**TASK INSTRUCTIONS:**
Can you restate the records below word for word?

**PROVIDED DATA:**
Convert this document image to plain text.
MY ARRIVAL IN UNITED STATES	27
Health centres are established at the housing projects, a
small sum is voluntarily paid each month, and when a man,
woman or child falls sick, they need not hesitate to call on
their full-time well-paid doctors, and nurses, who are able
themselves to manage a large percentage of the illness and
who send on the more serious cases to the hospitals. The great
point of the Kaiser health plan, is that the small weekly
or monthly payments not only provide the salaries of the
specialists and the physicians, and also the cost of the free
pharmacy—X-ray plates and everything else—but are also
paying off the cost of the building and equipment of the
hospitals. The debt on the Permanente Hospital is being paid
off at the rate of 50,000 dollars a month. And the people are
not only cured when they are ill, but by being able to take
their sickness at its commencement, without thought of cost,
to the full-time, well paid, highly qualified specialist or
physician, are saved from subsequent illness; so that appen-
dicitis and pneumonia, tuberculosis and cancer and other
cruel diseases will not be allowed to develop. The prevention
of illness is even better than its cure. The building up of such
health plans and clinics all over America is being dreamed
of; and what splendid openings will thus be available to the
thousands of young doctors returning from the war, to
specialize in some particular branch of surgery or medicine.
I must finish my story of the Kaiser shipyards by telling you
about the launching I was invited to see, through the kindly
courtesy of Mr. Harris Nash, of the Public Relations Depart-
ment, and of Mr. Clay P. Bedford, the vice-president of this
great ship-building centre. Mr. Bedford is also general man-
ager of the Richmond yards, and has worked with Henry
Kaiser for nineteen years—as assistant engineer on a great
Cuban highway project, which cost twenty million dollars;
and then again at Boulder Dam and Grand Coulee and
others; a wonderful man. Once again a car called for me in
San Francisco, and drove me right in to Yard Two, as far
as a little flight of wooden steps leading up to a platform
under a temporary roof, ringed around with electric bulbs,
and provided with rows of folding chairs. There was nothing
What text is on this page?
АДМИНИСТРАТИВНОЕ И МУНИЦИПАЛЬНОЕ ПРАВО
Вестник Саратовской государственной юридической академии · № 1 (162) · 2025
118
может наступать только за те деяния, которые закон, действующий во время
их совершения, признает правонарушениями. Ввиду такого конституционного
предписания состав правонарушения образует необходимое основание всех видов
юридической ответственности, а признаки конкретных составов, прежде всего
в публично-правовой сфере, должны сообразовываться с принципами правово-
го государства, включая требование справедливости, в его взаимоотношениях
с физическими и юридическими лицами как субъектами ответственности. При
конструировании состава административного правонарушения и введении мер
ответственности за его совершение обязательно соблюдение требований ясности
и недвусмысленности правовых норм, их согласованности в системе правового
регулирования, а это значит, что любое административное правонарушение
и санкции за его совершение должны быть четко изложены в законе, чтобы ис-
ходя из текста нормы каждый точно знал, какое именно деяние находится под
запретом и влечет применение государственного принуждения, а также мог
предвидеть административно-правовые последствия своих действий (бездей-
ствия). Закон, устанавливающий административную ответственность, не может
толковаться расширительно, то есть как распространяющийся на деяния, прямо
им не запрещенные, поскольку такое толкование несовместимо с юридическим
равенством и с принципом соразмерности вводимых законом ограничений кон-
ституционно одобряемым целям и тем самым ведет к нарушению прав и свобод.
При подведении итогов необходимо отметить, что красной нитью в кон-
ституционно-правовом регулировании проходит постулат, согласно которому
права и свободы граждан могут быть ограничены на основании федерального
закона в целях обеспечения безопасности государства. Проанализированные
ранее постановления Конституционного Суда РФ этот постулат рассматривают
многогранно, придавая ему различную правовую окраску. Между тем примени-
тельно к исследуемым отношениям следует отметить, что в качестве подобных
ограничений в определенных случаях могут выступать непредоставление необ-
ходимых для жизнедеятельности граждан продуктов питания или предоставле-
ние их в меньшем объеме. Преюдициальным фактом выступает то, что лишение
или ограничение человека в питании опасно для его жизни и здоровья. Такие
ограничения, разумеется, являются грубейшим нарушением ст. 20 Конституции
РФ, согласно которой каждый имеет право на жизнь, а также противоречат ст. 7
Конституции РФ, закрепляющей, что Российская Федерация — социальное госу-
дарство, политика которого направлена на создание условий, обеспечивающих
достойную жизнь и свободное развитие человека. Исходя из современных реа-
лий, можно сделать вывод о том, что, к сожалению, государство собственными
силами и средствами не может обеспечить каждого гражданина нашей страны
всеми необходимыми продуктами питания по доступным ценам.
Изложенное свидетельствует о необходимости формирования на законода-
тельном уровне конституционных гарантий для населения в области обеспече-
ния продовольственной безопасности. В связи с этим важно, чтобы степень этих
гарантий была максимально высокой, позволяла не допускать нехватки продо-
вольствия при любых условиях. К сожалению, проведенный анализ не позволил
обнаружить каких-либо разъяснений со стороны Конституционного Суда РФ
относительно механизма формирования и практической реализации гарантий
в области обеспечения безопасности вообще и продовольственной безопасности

**THE RESULT:**
Convert this document image to plain text.
MY ARRIVAL IN UNITED STATES	27
Health centres are established at the housing projects, a
small sum is voluntarily paid each month, and when a man,
woman or child falls sick, they need not hesitate to call on
their full-time well-paid doctors, and nurses, who are able
themselves to manage a large percentage of the illness and
who send on the more serious cases to the hospitals. The great
point of the Kaiser health plan, is that the small weekly
or monthly payments not only provide the salaries of the
specialists and the physicians, and also the cost of the free
pharmacy—X-ray plates and everything else—but are also
paying off the cost of the building and equipment of the
hospitals. The debt on the Permanente Hospital is being paid
off at the rate of 50,000 dollars a month. And the people are
not only cured when they are ill, but by being able to take
their sickness at its commencement, without thought of cost,
to the full-time, well paid, highly qualified specialist or
physician, are saved from subsequent illness; so that appen-
dicitis and pneumonia, tuberculosis and cancer and other
cruel diseases will not be allowed to develop. The prevention
of illness is even better than its cure. The building up of such
health plans and clinics all over America is being dreamed
of; and what splendid openings will thus be available to the
thousands of young doctors returning from the war, to
specialize in some particular branch of surgery or medicine.
I must finish my story of the Kaiser shipyards by telling you
about the launching I was invited to see, through the kindly
courtesy of Mr. Harris Nash, of the Public Relations Depart-
ment, and of Mr. Clay P. Bedford, the vice-president of this
great ship-building centre. Mr. Bedford is also general man-
ager of the Richmond yards, and has worked with Henry
Kaiser for nineteen years—as assistant engineer on a great
Cuban highway project, which cost twenty million dollars;
and then again at Boulder Dam and Grand Coulee and
others; a wonderful man. Once again a car called for me in
San Francisco, and drove me right in to Yard Two, as far
as a little flight of wooden steps leading up to a platform
under a temporary roof, ringed around with electric bulbs,
and provided with rows of folding chairs. There was nothing
What text is on this page?
АДМИНИСТРАТИВНОЕ И МУНИЦИПАЛЬНОЕ ПРАВО
Вестник Саратовской государственной юридической академии · № 1 (162) · 2025
118
может наступать только за те деяния, которые закон, действующий во время
их совершения, признает правонарушениями. Ввиду такого конституционного
предписания состав правонарушения образует необходимое основание всех видов
юридической ответственности, а признаки конкретных составов, прежде всего
в публично-правовой сфере, должны сообразовываться с принципами правово-
го государства, включая требование справедливости, в его взаимоотношениях
с физическими и юридическими лицами как субъектами ответственности. При
конструировании состава административного правонарушения и введении мер
ответственности за его совершение обязательно соблюдение требований ясности
и недвусмысленности правовых норм, их согласованности в системе правового
регулирования, а это значит, что любое административное правонарушение
и санкции за его совершение должны быть четко изложены в законе, чтобы ис-
ходя из текста нормы каждый точно знал, какое именно деяние находится под
запретом и влечет применение государственного принуждения, а также мог
предвидеть административно-правовые последствия своих действий (бездей-
ствия). Закон, устанавливающий административную ответственность, не может
толковаться расширительно, то есть как распространяющийся на деяния, прямо
им не запрещенные, поскольку такое толкование несовместимо с юридическим
равенством и с принципом соразмерности вводимых законом ограничений кон-
ституционно одобряемым целям и тем самым ведет к нарушению прав и свобод.
При подведении итогов необходимо отметить, что красной нитью в кон-
ституционно-правовом регулировании проходит постулат, согласно которому
права и свободы граждан могут быть ограничены на основании федерального
закона в целях обеспечения безопасности государства. Проанализированные
ранее постановления Конституционного Суда РФ этот постулат рассматривают
многогранно, придавая ему различную правовую окраску. Между тем примени-
тельно к исследуемым отношениям следует отметить, что в качестве подобных
ограничений в определенных случаях могут выступать непредоставление необ-
ходимых для жизнедеятельности граждан продуктов питания или предоставле-
ние их в меньшем объеме. Преюдициальным фактом выступает то, что лишение
или ограничение человека в питании опасно для его жизни и здоровья. Такие
ограничения, разумеется, являются грубейшим нарушением ст. 20 Конституции
РФ, согласно которой каждый имеет право на жизнь, а также противоречат ст. 7
Конституции РФ, закрепляющей, что Российская Федерация — социальное госу-
дарство, политика которого направлена на создание условий, обеспечивающих
достойную жизнь и свободное развитие человека. Исходя из современных реа-
лий, можно сделать вывод о том, что, к сожалению, государство собственными
силами и средствами не может обеспечить каждого гражданина нашей страны
всеми необходимыми продуктами питания по доступным ценам.
Изложенное свидетельствует о необходимости формирования на законода-
тельном уровне конституционных гарантий для населения в области обеспече-
ния продовольственной безопасности. В связи с этим важно, чтобы степень этих
гарантий была максимально высокой, позволяла не допускать нехватки продо-
вольствия при любых условиях. К сожалению, проведенный анализ не позволил
обнаружить каких-либо разъяснений со стороны Конституционного Суда РФ
относительно механизма формирования и практической реализации гарантий
в области обеспечения безопасности вообще и продовольственной безопасности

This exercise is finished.